» Objective
Collect all lines containing the word "Laflin" from the data.
*** Records to process
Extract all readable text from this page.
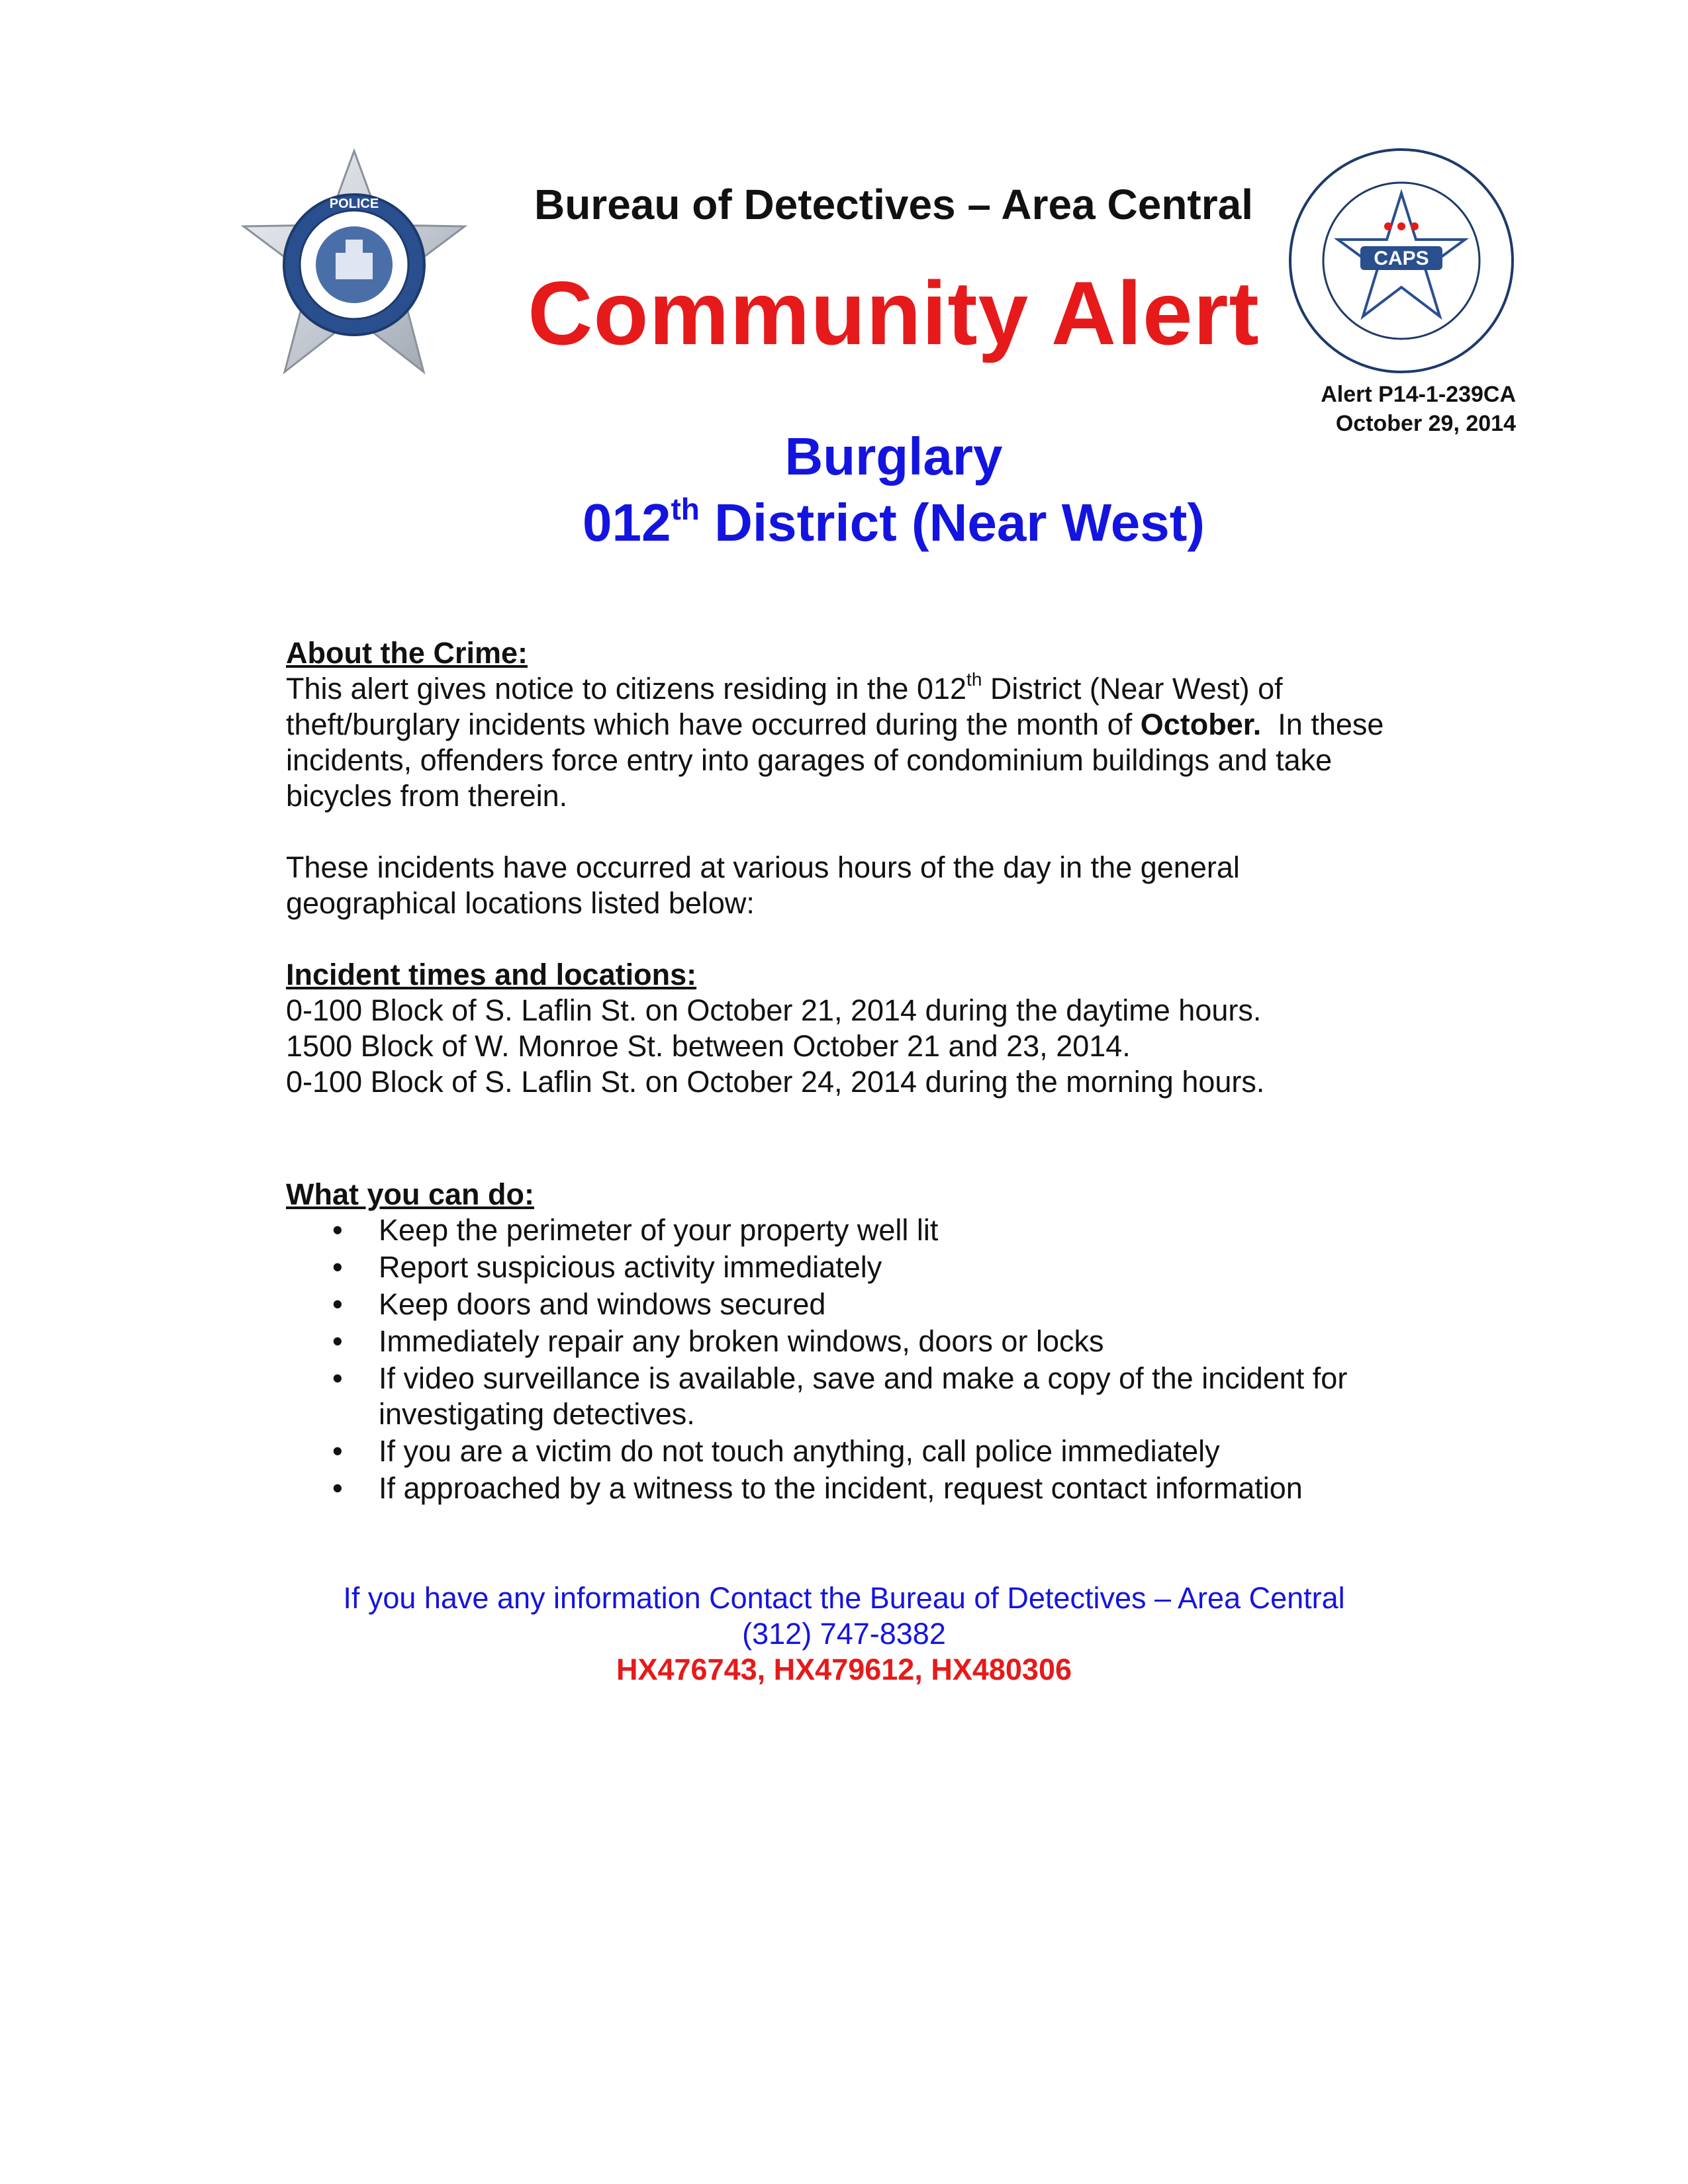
POLICE	Bureau of Detectives – Area Central
Community Alert
CAPS
Alert P14-1-239CA
October 29, 2014
Burglary
012th District (Near West)
About the Crime:

This alert gives notice to citizens residing in the 012th District (Near West) of
theft/burglary incidents which have occurred during the month of October.  In these
incidents, offenders force entry into garages of condominium buildings and take
bicycles from therein.

These incidents have occurred at various hours of the day in the general
geographical locations listed below:

Incident times and locations:
0-100 Block of S. Laflin St. on October 21, 2014 during the daytime hours.
1500 Block of W. Monroe St. between October 21 and 23, 2014.
0-100 Block of S. Laflin St. on October 24, 2014 during the morning hours.
What you can do:
• Keep the perimeter of your property well lit
• Report suspicious activity immediately
• Keep doors and windows secured
• Immediately repair any broken windows, doors or locks
• If video surveillance is available, save and make a copy of the incident for investigating detectives.
• If you are a victim do not touch anything, call police immediately
• If approached by a witness to the incident, request contact information
If you have any information Contact the Bureau of Detectives – Area Central
(312) 747-8382
HX476743, HX479612, HX480306
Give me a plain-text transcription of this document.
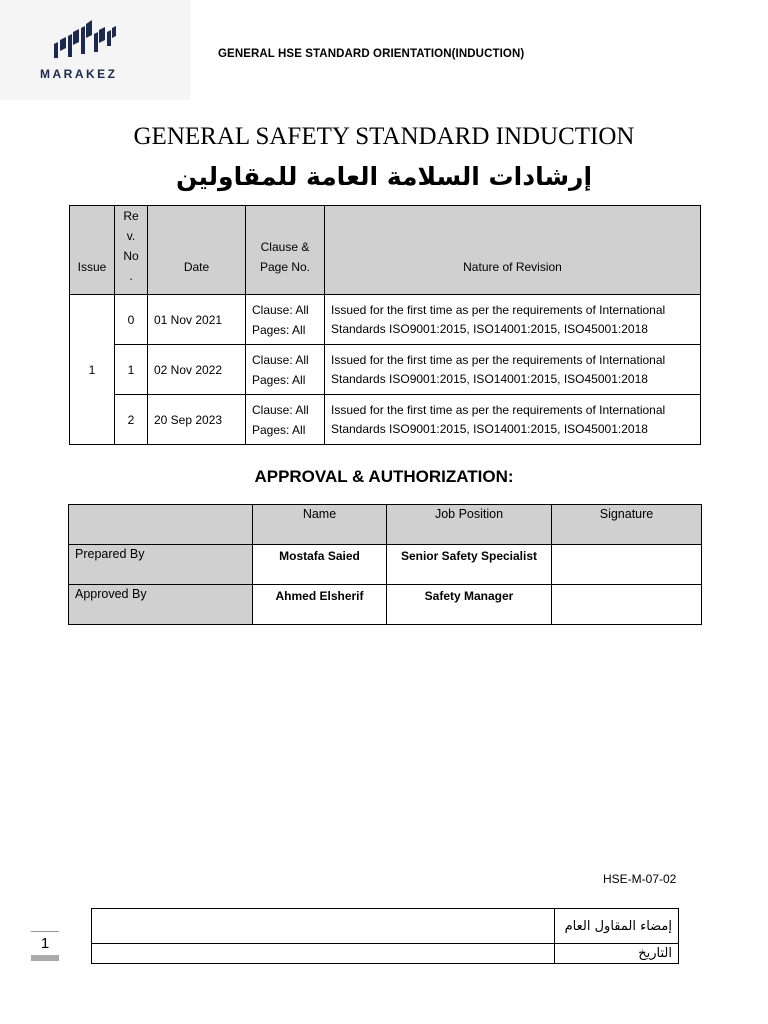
MARAKEZ
GENERAL HSE STANDARD ORIENTATION(INDUCTION)
GENERAL SAFETY STANDARD INDUCTION
إرشادات السلامة العامة للمقاولين
Issue	Re
v.
No
.	Date	Clause &
Page No.	Nature of Revision
1	0	01 Nov 2021	Clause: All
Pages: All	Issued for the first time as per the requirements of International Standards ISO9001:2015, ISO14001:2015, ISO45001:2018
	1	02 Nov 2022	Clause: All
Pages: All	Issued for the first time as per the requirements of International Standards ISO9001:2015, ISO14001:2015, ISO45001:2018
	2	20 Sep 2023	Clause: All
Pages: All	Issued for the first time as per the requirements of International Standards ISO9001:2015, ISO14001:2015, ISO45001:2018
APPROVAL & AUTHORIZATION:
	Name	Job Position	Signature
Prepared By	Mostafa Saied	Senior Safety Specialist	
Approved By	Ahmed Elsherif	Safety Manager	
HSE-M-07-02
	إمضاء المقاول العام
	التاريخ
1
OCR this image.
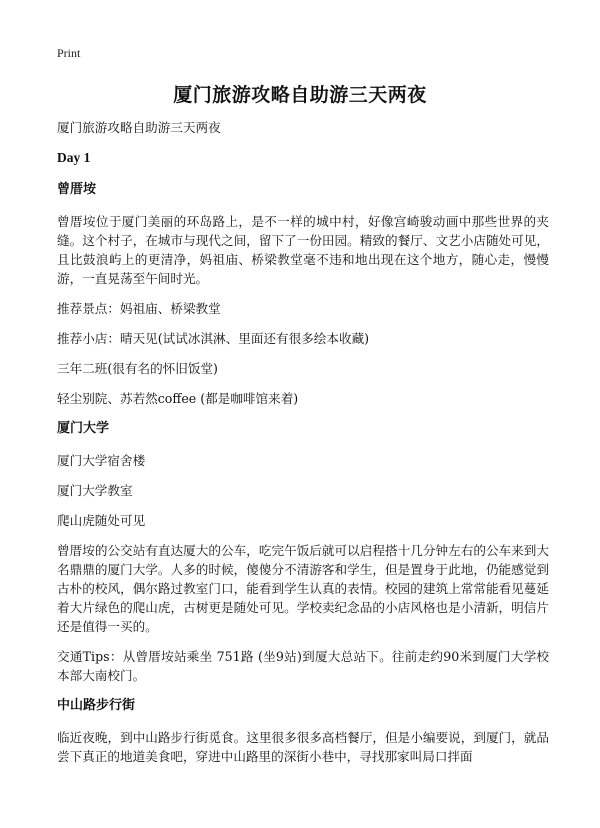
Print
厦门旅游攻略自助游三天两夜

厦门旅游攻略自助游三天两夜

Day 1

曾厝垵

曾厝垵位于厦门美丽的环岛路上，是不一样的城中村，好像宫崎骏动画中那些世界的夹缝。这个村子，在城市与现代之间，留下了一份田园。精致的餐厅、文艺小店随处可见，且比鼓浪屿上的更清净，妈祖庙、桥梁教堂毫不违和地出现在这个地方，随心走，慢慢游，一直晃荡至午间时光。

推荐景点：妈祖庙、桥梁教堂

推荐小店：晴天见(试试冰淇淋、里面还有很多绘本收藏)

三年二班(很有名的怀旧饭堂)

轻尘别院、苏若然coffee (都是咖啡馆来着)

厦门大学

厦门大学宿舍楼

厦门大学教室

爬山虎随处可见

曾厝垵的公交站有直达厦大的公车，吃完午饭后就可以启程搭十几分钟左右的公车来到大名鼎鼎的厦门大学。人多的时候，傻傻分不清游客和学生，但是置身于此地，仍能感觉到古朴的校风，偶尔路过教室门口，能看到学生认真的表情。校园的建筑上常常能看见蔓延着大片绿色的爬山虎，古树更是随处可见。学校卖纪念品的小店风格也是小清新，明信片还是值得一买的。

交通Tips：从曾厝垵站乘坐 751路 (坐9站)到厦大总站下。往前走约90米到厦门大学校本部大南校门。

中山路步行街

临近夜晚，到中山路步行街觅食。这里很多很多高档餐厅，但是小编要说，到厦门，就品尝下真正的地道美食吧，穿进中山路里的深街小巷中，寻找那家叫局口拌面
******
» Exercise output
0-100 Block of S. Laflin St. on October 21, 2014 during the daytime hours.
0-100 Block of S. Laflin St. on October 24, 2014 during the morning hours.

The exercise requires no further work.